** begin **
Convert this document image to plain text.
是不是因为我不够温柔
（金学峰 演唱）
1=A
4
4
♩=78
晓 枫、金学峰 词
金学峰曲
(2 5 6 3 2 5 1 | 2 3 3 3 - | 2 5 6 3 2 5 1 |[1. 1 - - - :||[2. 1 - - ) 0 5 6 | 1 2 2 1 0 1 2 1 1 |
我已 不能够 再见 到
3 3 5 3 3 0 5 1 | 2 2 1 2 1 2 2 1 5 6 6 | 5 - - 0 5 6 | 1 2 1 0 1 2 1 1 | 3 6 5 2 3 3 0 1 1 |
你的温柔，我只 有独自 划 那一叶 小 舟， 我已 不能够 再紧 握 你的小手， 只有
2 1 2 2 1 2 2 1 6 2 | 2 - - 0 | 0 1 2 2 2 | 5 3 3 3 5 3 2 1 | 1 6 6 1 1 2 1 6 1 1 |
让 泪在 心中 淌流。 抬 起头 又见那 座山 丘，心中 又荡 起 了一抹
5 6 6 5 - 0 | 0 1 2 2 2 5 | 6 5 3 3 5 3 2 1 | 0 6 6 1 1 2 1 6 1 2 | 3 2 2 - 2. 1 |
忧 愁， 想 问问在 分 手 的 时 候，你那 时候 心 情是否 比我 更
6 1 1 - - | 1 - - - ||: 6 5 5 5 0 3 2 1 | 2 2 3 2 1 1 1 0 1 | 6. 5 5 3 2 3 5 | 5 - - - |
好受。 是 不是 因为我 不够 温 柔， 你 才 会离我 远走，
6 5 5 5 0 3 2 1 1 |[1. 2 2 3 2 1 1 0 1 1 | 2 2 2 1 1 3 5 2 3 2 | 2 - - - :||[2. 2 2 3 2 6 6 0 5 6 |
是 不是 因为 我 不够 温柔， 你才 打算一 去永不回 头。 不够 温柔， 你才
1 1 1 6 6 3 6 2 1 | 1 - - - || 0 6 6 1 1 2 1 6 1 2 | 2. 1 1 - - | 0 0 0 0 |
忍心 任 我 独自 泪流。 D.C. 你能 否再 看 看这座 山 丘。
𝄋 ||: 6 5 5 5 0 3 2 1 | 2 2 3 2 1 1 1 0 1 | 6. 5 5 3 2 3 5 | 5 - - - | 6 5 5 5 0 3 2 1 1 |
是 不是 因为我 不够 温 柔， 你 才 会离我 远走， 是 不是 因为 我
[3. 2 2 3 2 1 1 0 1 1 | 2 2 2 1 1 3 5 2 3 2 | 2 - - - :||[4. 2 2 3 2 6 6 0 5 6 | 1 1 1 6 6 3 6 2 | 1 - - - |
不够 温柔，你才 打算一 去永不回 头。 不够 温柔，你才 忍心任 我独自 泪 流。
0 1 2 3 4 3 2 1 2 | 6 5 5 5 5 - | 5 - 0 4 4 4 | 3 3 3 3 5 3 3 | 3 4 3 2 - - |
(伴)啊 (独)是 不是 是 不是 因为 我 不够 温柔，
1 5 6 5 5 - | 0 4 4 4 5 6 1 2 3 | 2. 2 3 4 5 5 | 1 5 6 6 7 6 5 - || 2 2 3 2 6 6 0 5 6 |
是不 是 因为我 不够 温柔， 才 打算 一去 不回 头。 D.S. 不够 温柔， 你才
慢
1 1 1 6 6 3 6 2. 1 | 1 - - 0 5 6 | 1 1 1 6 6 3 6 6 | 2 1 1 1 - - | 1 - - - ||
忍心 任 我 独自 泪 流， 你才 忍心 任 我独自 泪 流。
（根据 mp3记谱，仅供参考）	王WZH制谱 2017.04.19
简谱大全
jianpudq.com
** end **
Exercise aim
Using the data above, return each line exactly as written.

Solution to the exercise
Convert this document image to plain text.
是不是因为我不够温柔
（金学峰 演唱）
1=A
4
4
♩=78
晓 枫、金学峰 词
金学峰曲
(2 5 6 3 2 5 1 | 2 3 3 3 - | 2 5 6 3 2 5 1 |[1. 1 - - - :||[2. 1 - - ) 0 5 6 | 1 2 2 1 0 1 2 1 1 |
我已 不能够 再见 到
3 3 5 3 3 0 5 1 | 2 2 1 2 1 2 2 1 5 6 6 | 5 - - 0 5 6 | 1 2 1 0 1 2 1 1 | 3 6 5 2 3 3 0 1 1 |
你的温柔，我只 有独自 划 那一叶 小 舟， 我已 不能够 再紧 握 你的小手， 只有
2 1 2 2 1 2 2 1 6 2 | 2 - - 0 | 0 1 2 2 2 | 5 3 3 3 5 3 2 1 | 1 6 6 1 1 2 1 6 1 1 |
让 泪在 心中 淌流。 抬 起头 又见那 座山 丘，心中 又荡 起 了一抹
5 6 6 5 - 0 | 0 1 2 2 2 5 | 6 5 3 3 5 3 2 1 | 0 6 6 1 1 2 1 6 1 2 | 3 2 2 - 2. 1 |
忧 愁， 想 问问在 分 手 的 时 候，你那 时候 心 情是否 比我 更
6 1 1 - - | 1 - - - ||: 6 5 5 5 0 3 2 1 | 2 2 3 2 1 1 1 0 1 | 6. 5 5 3 2 3 5 | 5 - - - |
好受。 是 不是 因为我 不够 温 柔， 你 才 会离我 远走，
6 5 5 5 0 3 2 1 1 |[1. 2 2 3 2 1 1 0 1 1 | 2 2 2 1 1 3 5 2 3 2 | 2 - - - :||[2. 2 2 3 2 6 6 0 5 6 |
是 不是 因为 我 不够 温柔， 你才 打算一 去永不回 头。 不够 温柔， 你才
1 1 1 6 6 3 6 2 1 | 1 - - - || 0 6 6 1 1 2 1 6 1 2 | 2. 1 1 - - | 0 0 0 0 |
忍心 任 我 独自 泪流。 D.C. 你能 否再 看 看这座 山 丘。
𝄋 ||: 6 5 5 5 0 3 2 1 | 2 2 3 2 1 1 1 0 1 | 6. 5 5 3 2 3 5 | 5 - - - | 6 5 5 5 0 3 2 1 1 |
是 不是 因为我 不够 温 柔， 你 才 会离我 远走， 是 不是 因为 我
[3. 2 2 3 2 1 1 0 1 1 | 2 2 2 1 1 3 5 2 3 2 | 2 - - - :||[4. 2 2 3 2 6 6 0 5 6 | 1 1 1 6 6 3 6 2 | 1 - - - |
不够 温柔，你才 打算一 去永不回 头。 不够 温柔，你才 忍心任 我独自 泪 流。
0 1 2 3 4 3 2 1 2 | 6 5 5 5 5 - | 5 - 0 4 4 4 | 3 3 3 3 5 3 3 | 3 4 3 2 - - |
(伴)啊 (独)是 不是 是 不是 因为 我 不够 温柔，
1 5 6 5 5 - | 0 4 4 4 5 6 1 2 3 | 2. 2 3 4 5 5 | 1 5 6 6 7 6 5 - || 2 2 3 2 6 6 0 5 6 |
是不 是 因为我 不够 温柔， 才 打算 一去 不回 头。 D.S. 不够 温柔， 你才
慢
1 1 1 6 6 3 6 2. 1 | 1 - - 0 5 6 | 1 1 1 6 6 3 6 6 | 2 1 1 1 - - | 1 - - - ||
忍心 任 我 独自 泪 流， 你才 忍心 任 我独自 泪 流。
（根据 mp3记谱，仅供参考）	王WZH制谱 2017.04.19
简谱大全
jianpudq.com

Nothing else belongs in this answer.